Figure record listings

┄┄┄┄┄┄

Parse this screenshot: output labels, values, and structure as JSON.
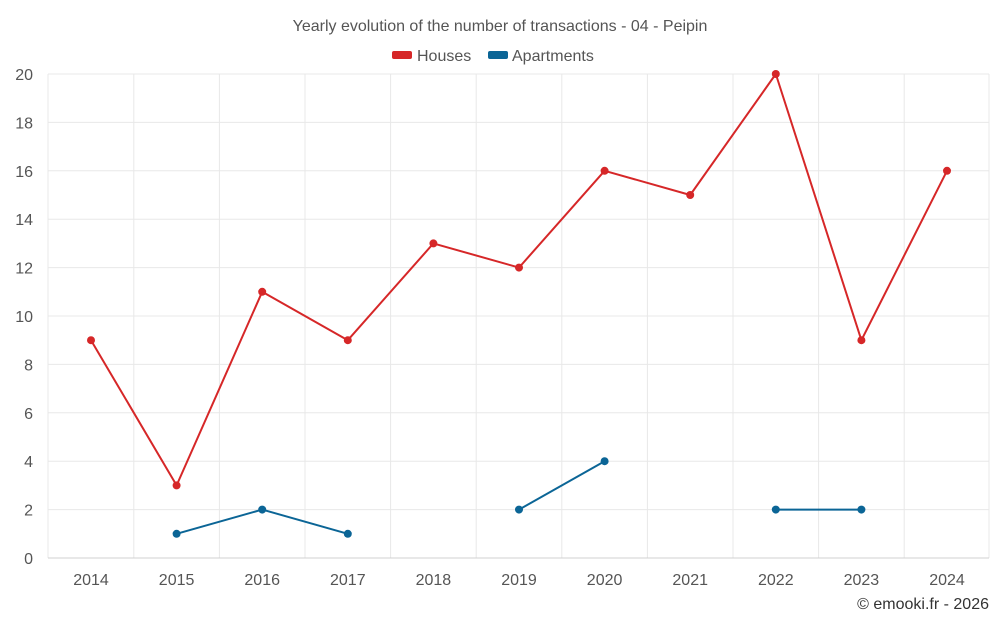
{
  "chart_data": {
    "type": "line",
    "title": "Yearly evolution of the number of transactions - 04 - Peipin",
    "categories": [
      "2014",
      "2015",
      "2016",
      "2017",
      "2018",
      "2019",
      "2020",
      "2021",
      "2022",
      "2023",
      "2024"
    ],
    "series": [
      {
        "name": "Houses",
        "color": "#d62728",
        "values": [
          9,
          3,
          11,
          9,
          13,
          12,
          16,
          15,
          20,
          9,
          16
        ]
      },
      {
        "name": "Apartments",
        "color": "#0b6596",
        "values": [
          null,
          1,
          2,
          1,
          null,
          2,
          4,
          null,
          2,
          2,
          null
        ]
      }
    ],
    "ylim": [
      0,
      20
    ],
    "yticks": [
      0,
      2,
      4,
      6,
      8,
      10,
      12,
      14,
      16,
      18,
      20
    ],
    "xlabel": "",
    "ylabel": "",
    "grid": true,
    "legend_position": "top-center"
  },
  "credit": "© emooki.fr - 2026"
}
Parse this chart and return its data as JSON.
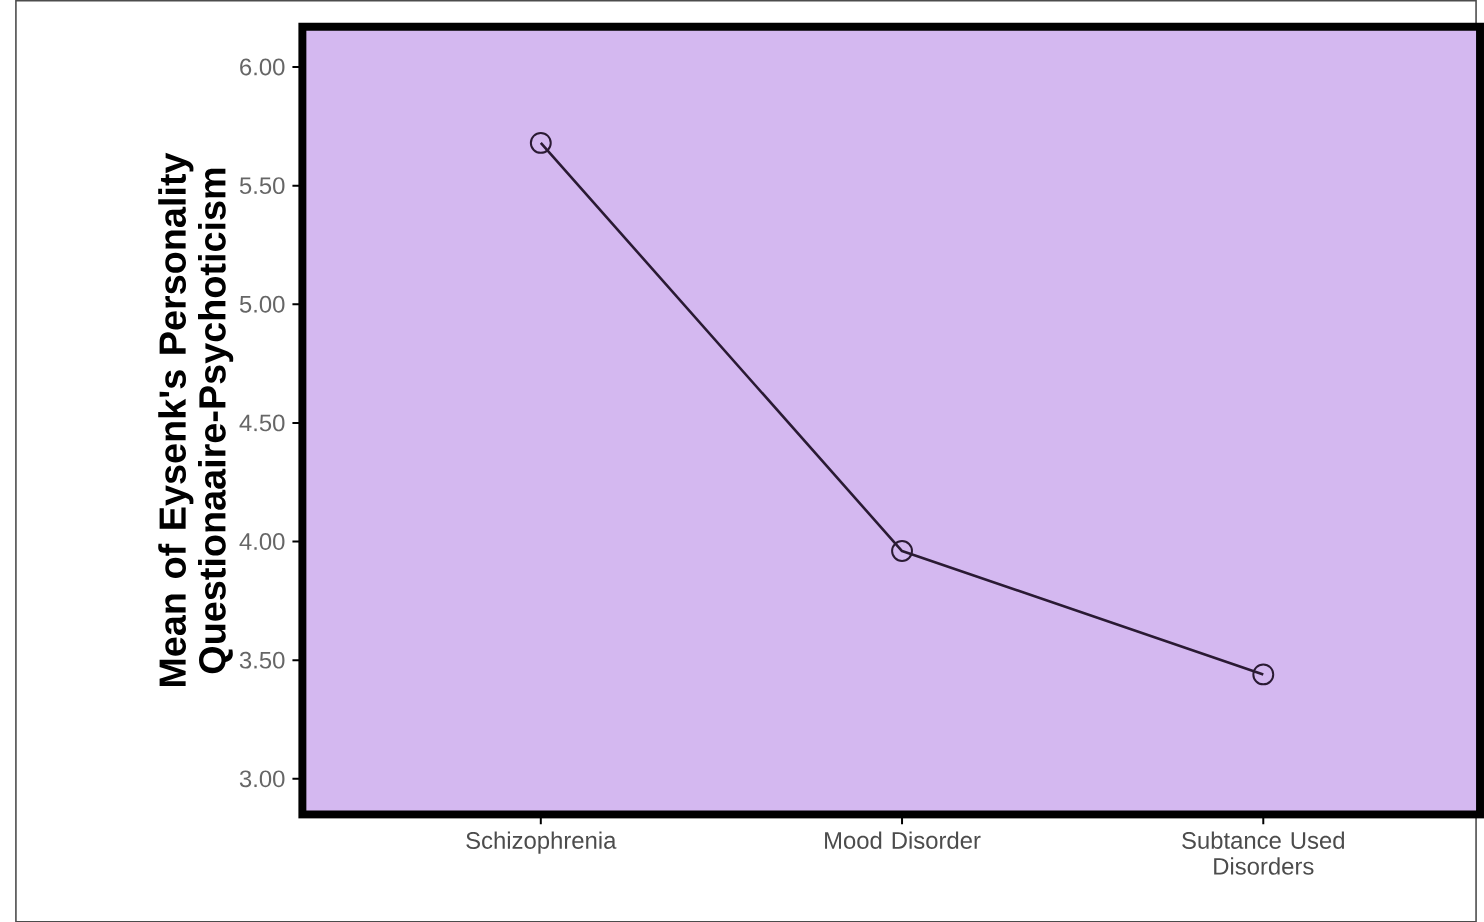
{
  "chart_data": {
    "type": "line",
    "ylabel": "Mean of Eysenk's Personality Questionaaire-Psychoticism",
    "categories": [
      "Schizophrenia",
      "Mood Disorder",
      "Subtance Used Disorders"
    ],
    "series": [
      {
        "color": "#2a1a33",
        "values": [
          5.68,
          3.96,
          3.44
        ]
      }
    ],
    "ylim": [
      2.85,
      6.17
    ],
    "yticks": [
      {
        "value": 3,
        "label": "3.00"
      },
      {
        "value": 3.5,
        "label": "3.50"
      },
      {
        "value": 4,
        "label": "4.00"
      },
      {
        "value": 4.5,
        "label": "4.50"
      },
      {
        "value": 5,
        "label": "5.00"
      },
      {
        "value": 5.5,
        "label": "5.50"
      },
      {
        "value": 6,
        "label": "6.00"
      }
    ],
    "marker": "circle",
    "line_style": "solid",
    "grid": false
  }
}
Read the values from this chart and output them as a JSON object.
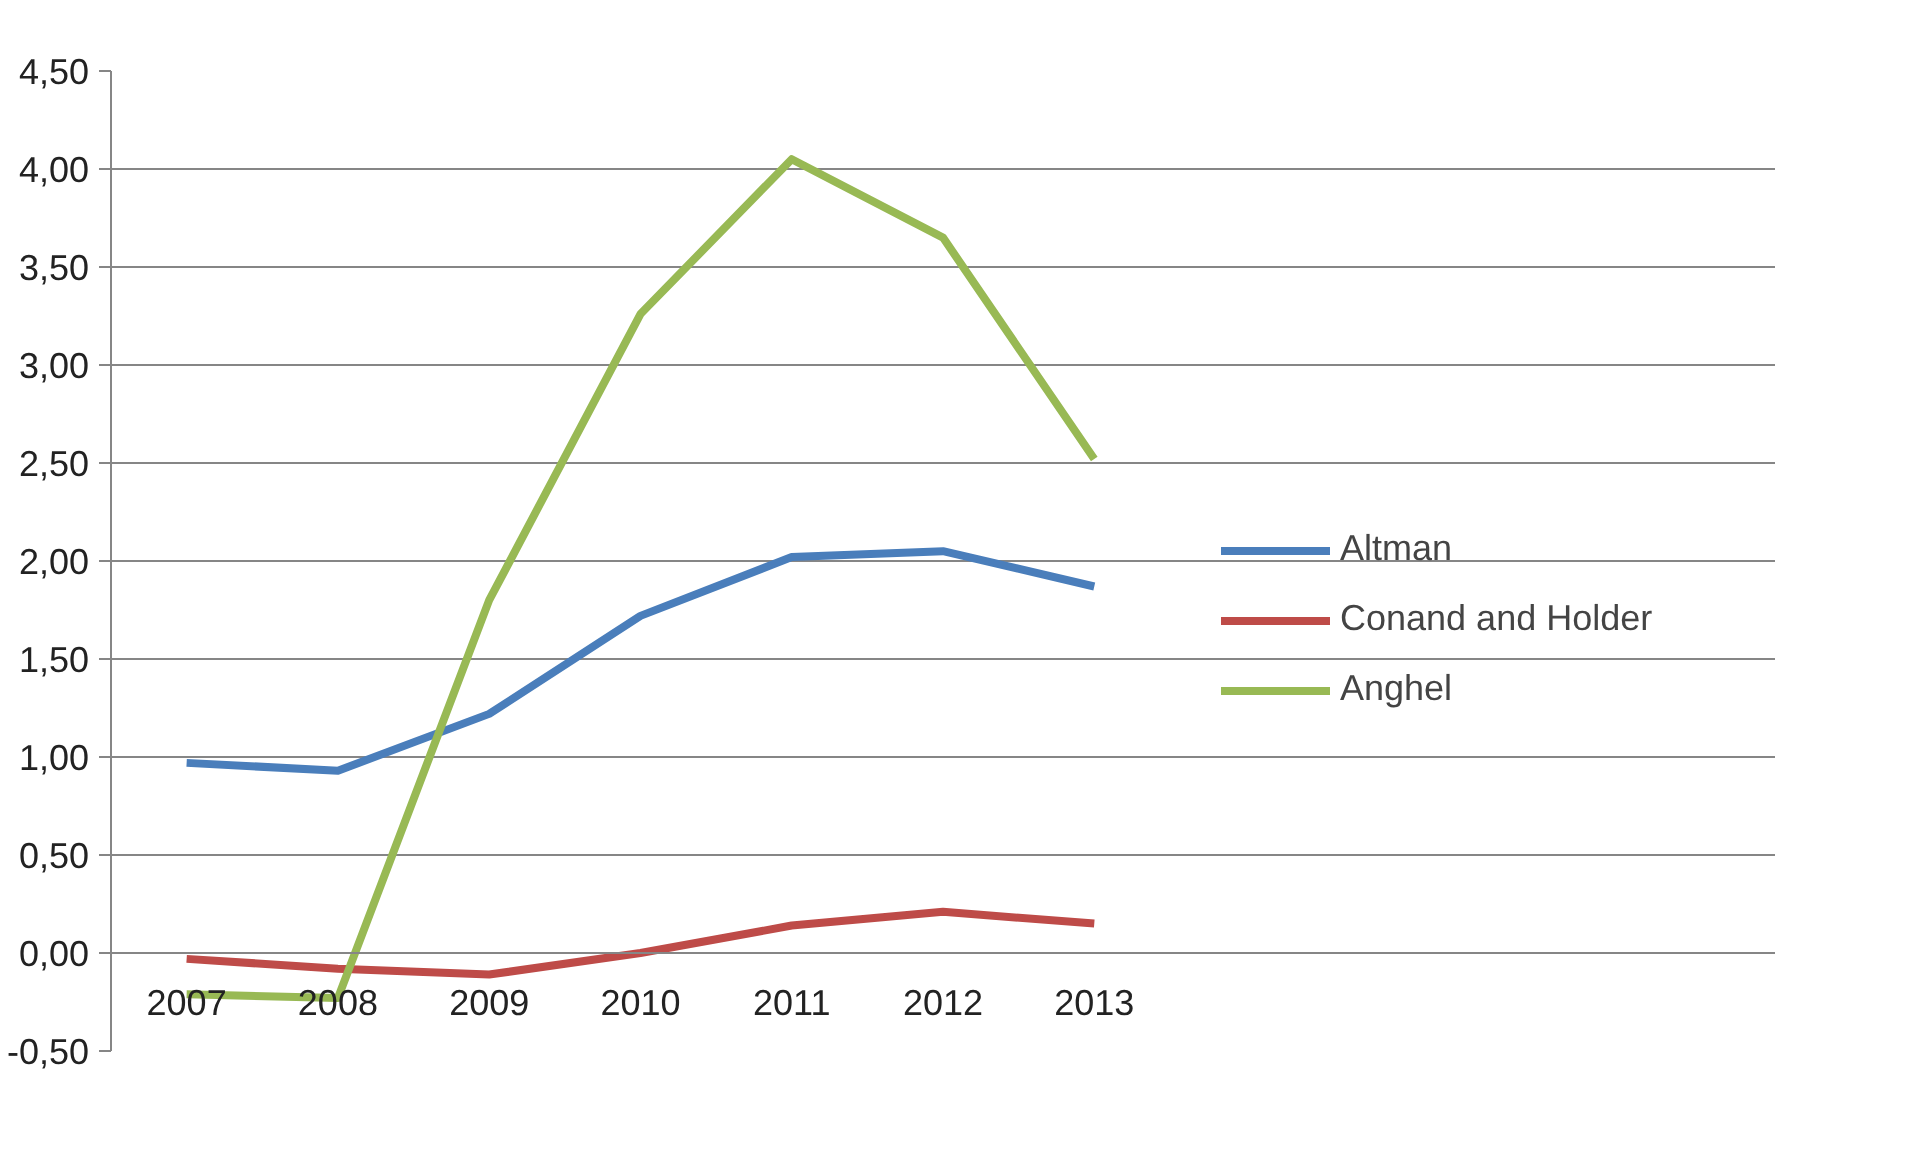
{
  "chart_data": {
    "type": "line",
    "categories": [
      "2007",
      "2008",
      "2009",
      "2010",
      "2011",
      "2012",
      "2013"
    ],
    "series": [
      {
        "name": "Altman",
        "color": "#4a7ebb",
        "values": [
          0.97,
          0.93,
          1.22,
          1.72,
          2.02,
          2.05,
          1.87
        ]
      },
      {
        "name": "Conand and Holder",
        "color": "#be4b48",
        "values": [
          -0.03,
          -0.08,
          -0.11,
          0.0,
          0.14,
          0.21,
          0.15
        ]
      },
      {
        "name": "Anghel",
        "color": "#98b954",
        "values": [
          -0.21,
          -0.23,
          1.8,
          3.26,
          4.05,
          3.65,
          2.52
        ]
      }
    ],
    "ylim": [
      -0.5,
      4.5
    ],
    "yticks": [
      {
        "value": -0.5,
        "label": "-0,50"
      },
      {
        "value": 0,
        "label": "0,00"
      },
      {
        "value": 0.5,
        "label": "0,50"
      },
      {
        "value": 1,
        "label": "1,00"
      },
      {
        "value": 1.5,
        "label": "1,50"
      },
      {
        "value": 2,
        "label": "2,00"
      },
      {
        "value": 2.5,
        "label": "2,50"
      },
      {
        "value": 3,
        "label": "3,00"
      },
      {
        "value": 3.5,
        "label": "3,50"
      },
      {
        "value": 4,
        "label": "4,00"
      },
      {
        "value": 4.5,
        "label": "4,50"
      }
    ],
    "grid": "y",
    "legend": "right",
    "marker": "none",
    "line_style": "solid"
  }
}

┄┄┄┄┄┄

▸ PROBLEM TO WORK ON
Leave the pictures out and reproduce each record exactly as written.

▸ ANSWER FOR THIS EXERCISE
Parse this screenshot: output labels, values, and structure as JSON.
{
  "chart_data": {
    "type": "line",
    "title": "Yearly evolution of the number of transactions - 04 - Peipin",
    "categories": [
      "2014",
      "2015",
      "2016",
      "2017",
      "2018",
      "2019",
      "2020",
      "2021",
      "2022",
      "2023",
      "2024"
    ],
    "series": [
      {
        "name": "Houses",
        "color": "#d62728",
        "values": [
          9,
          3,
          11,
          9,
          13,
          12,
          16,
          15,
          20,
          9,
          16
        ]
      },
      {
        "name": "Apartments",
        "color": "#0b6596",
        "values": [
          null,
          1,
          2,
          1,
          null,
          2,
          4,
          null,
          2,
          2,
          null
        ]
      }
    ],
    "ylim": [
      0,
      20
    ],
    "yticks": [
      0,
      2,
      4,
      6,
      8,
      10,
      12,
      14,
      16,
      18,
      20
    ],
    "xlabel": "",
    "ylabel": "",
    "grid": true,
    "legend_position": "top-center"
  },
  "credit": "© emooki.fr - 2026"
}
Parse this chart and return its data as JSON.
{
  "chart_data": {
    "type": "line",
    "ylabel": "Mean of Eysenk's Personality Questionaaire-Psychoticism",
    "categories": [
      "Schizophrenia",
      "Mood Disorder",
      "Subtance Used Disorders"
    ],
    "series": [
      {
        "color": "#2a1a33",
        "values": [
          5.68,
          3.96,
          3.44
        ]
      }
    ],
    "ylim": [
      2.85,
      6.17
    ],
    "yticks": [
      {
        "value": 3,
        "label": "3.00"
      },
      {
        "value": 3.5,
        "label": "3.50"
      },
      {
        "value": 4,
        "label": "4.00"
      },
      {
        "value": 4.5,
        "label": "4.50"
      },
      {
        "value": 5,
        "label": "5.00"
      },
      {
        "value": 5.5,
        "label": "5.50"
      },
      {
        "value": 6,
        "label": "6.00"
      }
    ],
    "marker": "circle",
    "line_style": "solid",
    "grid": false
  }
}
Read the values from this chart and output them as a JSON object.
{
  "chart_data": {
    "type": "line",
    "categories": [
      "2007",
      "2008",
      "2009",
      "2010",
      "2011",
      "2012",
      "2013"
    ],
    "series": [
      {
        "name": "Altman",
        "color": "#4a7ebb",
        "values": [
          0.97,
          0.93,
          1.22,
          1.72,
          2.02,
          2.05,
          1.87
        ]
      },
      {
        "name": "Conand and Holder",
        "color": "#be4b48",
        "values": [
          -0.03,
          -0.08,
          -0.11,
          0.0,
          0.14,
          0.21,
          0.15
        ]
      },
      {
        "name": "Anghel",
        "color": "#98b954",
        "values": [
          -0.21,
          -0.23,
          1.8,
          3.26,
          4.05,
          3.65,
          2.52
        ]
      }
    ],
    "ylim": [
      -0.5,
      4.5
    ],
    "yticks": [
      {
        "value": -0.5,
        "label": "-0,50"
      },
      {
        "value": 0,
        "label": "0,00"
      },
      {
        "value": 0.5,
        "label": "0,50"
      },
      {
        "value": 1,
        "label": "1,00"
      },
      {
        "value": 1.5,
        "label": "1,50"
      },
      {
        "value": 2,
        "label": "2,00"
      },
      {
        "value": 2.5,
        "label": "2,50"
      },
      {
        "value": 3,
        "label": "3,00"
      },
      {
        "value": 3.5,
        "label": "3,50"
      },
      {
        "value": 4,
        "label": "4,00"
      },
      {
        "value": 4.5,
        "label": "4,50"
      }
    ],
    "grid": "y",
    "legend": "right",
    "marker": "none",
    "line_style": "solid"
  }
}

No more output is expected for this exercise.